WHAT TO DO =>
Copy every line of the listing below word for word.

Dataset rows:

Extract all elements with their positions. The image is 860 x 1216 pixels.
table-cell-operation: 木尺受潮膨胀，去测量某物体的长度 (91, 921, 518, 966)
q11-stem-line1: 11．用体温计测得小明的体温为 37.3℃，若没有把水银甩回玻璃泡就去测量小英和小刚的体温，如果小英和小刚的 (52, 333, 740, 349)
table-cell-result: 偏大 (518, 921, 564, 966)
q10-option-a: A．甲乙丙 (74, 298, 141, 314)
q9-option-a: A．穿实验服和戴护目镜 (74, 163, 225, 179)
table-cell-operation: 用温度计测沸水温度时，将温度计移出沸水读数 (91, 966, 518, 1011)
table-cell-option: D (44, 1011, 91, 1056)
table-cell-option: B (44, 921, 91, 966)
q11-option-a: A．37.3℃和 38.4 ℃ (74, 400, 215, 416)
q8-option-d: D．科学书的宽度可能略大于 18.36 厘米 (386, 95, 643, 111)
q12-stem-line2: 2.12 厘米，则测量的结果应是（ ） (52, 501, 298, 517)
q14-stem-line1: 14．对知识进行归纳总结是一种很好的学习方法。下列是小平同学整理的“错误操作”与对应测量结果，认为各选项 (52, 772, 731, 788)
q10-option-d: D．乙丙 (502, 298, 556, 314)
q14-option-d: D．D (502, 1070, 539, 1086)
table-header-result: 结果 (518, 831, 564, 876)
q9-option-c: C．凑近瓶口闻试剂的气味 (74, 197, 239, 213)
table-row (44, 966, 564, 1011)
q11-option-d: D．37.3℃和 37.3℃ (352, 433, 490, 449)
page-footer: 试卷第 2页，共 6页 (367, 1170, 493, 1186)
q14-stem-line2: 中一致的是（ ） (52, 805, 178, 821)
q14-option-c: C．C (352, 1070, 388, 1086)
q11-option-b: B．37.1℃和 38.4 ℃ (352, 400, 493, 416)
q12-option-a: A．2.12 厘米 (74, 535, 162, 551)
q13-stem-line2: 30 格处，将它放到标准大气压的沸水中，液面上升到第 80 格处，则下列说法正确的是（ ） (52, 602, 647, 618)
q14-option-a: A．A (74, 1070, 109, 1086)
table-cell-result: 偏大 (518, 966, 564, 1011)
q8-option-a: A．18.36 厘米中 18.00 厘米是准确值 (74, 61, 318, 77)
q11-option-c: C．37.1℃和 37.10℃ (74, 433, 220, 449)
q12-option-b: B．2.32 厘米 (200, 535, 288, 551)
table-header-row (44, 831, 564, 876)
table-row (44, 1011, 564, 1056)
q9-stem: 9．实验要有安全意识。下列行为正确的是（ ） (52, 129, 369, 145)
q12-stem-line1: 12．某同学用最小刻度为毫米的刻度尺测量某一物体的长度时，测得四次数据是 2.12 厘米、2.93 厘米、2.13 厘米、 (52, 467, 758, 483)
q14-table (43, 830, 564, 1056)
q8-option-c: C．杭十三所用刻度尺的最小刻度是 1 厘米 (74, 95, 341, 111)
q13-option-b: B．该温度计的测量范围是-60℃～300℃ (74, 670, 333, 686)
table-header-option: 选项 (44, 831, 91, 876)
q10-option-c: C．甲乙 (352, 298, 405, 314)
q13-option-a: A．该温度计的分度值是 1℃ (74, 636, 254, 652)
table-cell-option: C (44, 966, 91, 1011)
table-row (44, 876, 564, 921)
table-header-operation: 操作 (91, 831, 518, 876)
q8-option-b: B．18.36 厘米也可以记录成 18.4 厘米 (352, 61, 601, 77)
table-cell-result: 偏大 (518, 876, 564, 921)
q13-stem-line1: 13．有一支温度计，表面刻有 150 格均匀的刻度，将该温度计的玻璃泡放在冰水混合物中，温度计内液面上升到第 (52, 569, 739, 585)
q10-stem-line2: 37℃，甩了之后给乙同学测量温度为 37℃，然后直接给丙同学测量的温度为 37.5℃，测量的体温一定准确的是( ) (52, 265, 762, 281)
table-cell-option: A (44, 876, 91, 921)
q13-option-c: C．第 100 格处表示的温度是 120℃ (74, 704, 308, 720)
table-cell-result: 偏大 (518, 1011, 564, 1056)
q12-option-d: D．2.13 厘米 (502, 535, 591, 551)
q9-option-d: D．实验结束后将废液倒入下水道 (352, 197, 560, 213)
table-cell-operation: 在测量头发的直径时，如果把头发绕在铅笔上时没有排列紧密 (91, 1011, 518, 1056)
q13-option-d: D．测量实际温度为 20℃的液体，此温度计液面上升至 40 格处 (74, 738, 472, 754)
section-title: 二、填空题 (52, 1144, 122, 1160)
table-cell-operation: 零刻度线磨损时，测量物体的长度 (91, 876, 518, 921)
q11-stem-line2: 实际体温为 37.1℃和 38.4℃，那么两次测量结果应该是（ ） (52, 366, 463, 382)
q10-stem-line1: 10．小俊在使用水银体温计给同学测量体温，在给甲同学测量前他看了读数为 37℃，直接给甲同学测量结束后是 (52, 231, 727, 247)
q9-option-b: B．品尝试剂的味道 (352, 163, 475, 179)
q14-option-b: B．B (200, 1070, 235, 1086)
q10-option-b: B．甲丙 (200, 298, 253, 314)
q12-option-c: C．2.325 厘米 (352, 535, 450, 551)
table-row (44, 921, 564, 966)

EXERCISE RESPONSE =>
Extract all elements with their positions. The image is 860 x 1216 pixels.
table-cell-operation: 木尺受潮膨胀，去测量某物体的长度 (91, 921, 518, 966)
q11-stem-line1: 11．用体温计测得小明的体温为 37.3℃，若没有把水银甩回玻璃泡就去测量小英和小刚的体温，如果小英和小刚的 (52, 333, 740, 349)
table-cell-result: 偏大 (518, 921, 564, 966)
q10-option-a: A．甲乙丙 (74, 298, 141, 314)
q9-option-a: A．穿实验服和戴护目镜 (74, 163, 225, 179)
table-cell-operation: 用温度计测沸水温度时，将温度计移出沸水读数 (91, 966, 518, 1011)
table-cell-option: D (44, 1011, 91, 1056)
table-cell-option: B (44, 921, 91, 966)
q11-option-a: A．37.3℃和 38.4 ℃ (74, 400, 215, 416)
q8-option-d: D．科学书的宽度可能略大于 18.36 厘米 (386, 95, 643, 111)
q12-stem-line2: 2.12 厘米，则测量的结果应是（ ） (52, 501, 298, 517)
q14-stem-line1: 14．对知识进行归纳总结是一种很好的学习方法。下列是小平同学整理的“错误操作”与对应测量结果，认为各选项 (52, 772, 731, 788)
q10-option-d: D．乙丙 (502, 298, 556, 314)
q14-option-d: D．D (502, 1070, 539, 1086)
table-header-result: 结果 (518, 831, 564, 876)
q9-option-c: C．凑近瓶口闻试剂的气味 (74, 197, 239, 213)
table-row (44, 966, 564, 1011)
q11-option-d: D．37.3℃和 37.3℃ (352, 433, 490, 449)
page-footer: 试卷第 2页，共 6页 (367, 1170, 493, 1186)
q14-stem-line2: 中一致的是（ ） (52, 805, 178, 821)
q14-option-c: C．C (352, 1070, 388, 1086)
q11-option-b: B．37.1℃和 38.4 ℃ (352, 400, 493, 416)
q12-option-a: A．2.12 厘米 (74, 535, 162, 551)
q13-stem-line2: 30 格处，将它放到标准大气压的沸水中，液面上升到第 80 格处，则下列说法正确的是（ ） (52, 602, 647, 618)
q14-option-a: A．A (74, 1070, 109, 1086)
table-cell-result: 偏大 (518, 966, 564, 1011)
q8-option-a: A．18.36 厘米中 18.00 厘米是准确值 (74, 61, 318, 77)
q11-option-c: C．37.1℃和 37.10℃ (74, 433, 220, 449)
q12-option-b: B．2.32 厘米 (200, 535, 288, 551)
table-header-row (44, 831, 564, 876)
table-row (44, 1011, 564, 1056)
q9-stem: 9．实验要有安全意识。下列行为正确的是（ ） (52, 129, 369, 145)
q12-stem-line1: 12．某同学用最小刻度为毫米的刻度尺测量某一物体的长度时，测得四次数据是 2.12 厘米、2.93 厘米、2.13 厘米、 (52, 467, 758, 483)
q14-table (43, 830, 564, 1056)
q8-option-c: C．杭十三所用刻度尺的最小刻度是 1 厘米 (74, 95, 341, 111)
q13-option-b: B．该温度计的测量范围是-60℃～300℃ (74, 670, 333, 686)
table-header-option: 选项 (44, 831, 91, 876)
q10-option-c: C．甲乙 (352, 298, 405, 314)
q13-option-a: A．该温度计的分度值是 1℃ (74, 636, 254, 652)
table-cell-option: C (44, 966, 91, 1011)
table-row (44, 876, 564, 921)
table-header-operation: 操作 (91, 831, 518, 876)
q8-option-b: B．18.36 厘米也可以记录成 18.4 厘米 (352, 61, 601, 77)
table-cell-result: 偏大 (518, 876, 564, 921)
q13-stem-line1: 13．有一支温度计，表面刻有 150 格均匀的刻度，将该温度计的玻璃泡放在冰水混合物中，温度计内液面上升到第 (52, 569, 739, 585)
q10-stem-line2: 37℃，甩了之后给乙同学测量温度为 37℃，然后直接给丙同学测量的温度为 37.5℃，测量的体温一定准确的是( ) (52, 265, 762, 281)
table-cell-option: A (44, 876, 91, 921)
q13-option-c: C．第 100 格处表示的温度是 120℃ (74, 704, 308, 720)
table-cell-result: 偏大 (518, 1011, 564, 1056)
q12-option-d: D．2.13 厘米 (502, 535, 591, 551)
q9-option-d: D．实验结束后将废液倒入下水道 (352, 197, 560, 213)
table-cell-operation: 在测量头发的直径时，如果把头发绕在铅笔上时没有排列紧密 (91, 1011, 518, 1056)
q13-option-d: D．测量实际温度为 20℃的液体，此温度计液面上升至 40 格处 (74, 738, 472, 754)
section-title: 二、填空题 (52, 1144, 122, 1160)
table-cell-operation: 零刻度线磨损时，测量物体的长度 (91, 876, 518, 921)
q11-stem-line2: 实际体温为 37.1℃和 38.4℃，那么两次测量结果应该是（ ） (52, 366, 463, 382)
q10-stem-line1: 10．小俊在使用水银体温计给同学测量体温，在给甲同学测量前他看了读数为 37℃，直接给甲同学测量结束后是 (52, 231, 727, 247)
q9-option-b: B．品尝试剂的味道 (352, 163, 475, 179)
q14-option-b: B．B (200, 1070, 235, 1086)
q10-option-b: B．甲丙 (200, 298, 253, 314)
q12-option-c: C．2.325 厘米 (352, 535, 450, 551)
table-row (44, 921, 564, 966)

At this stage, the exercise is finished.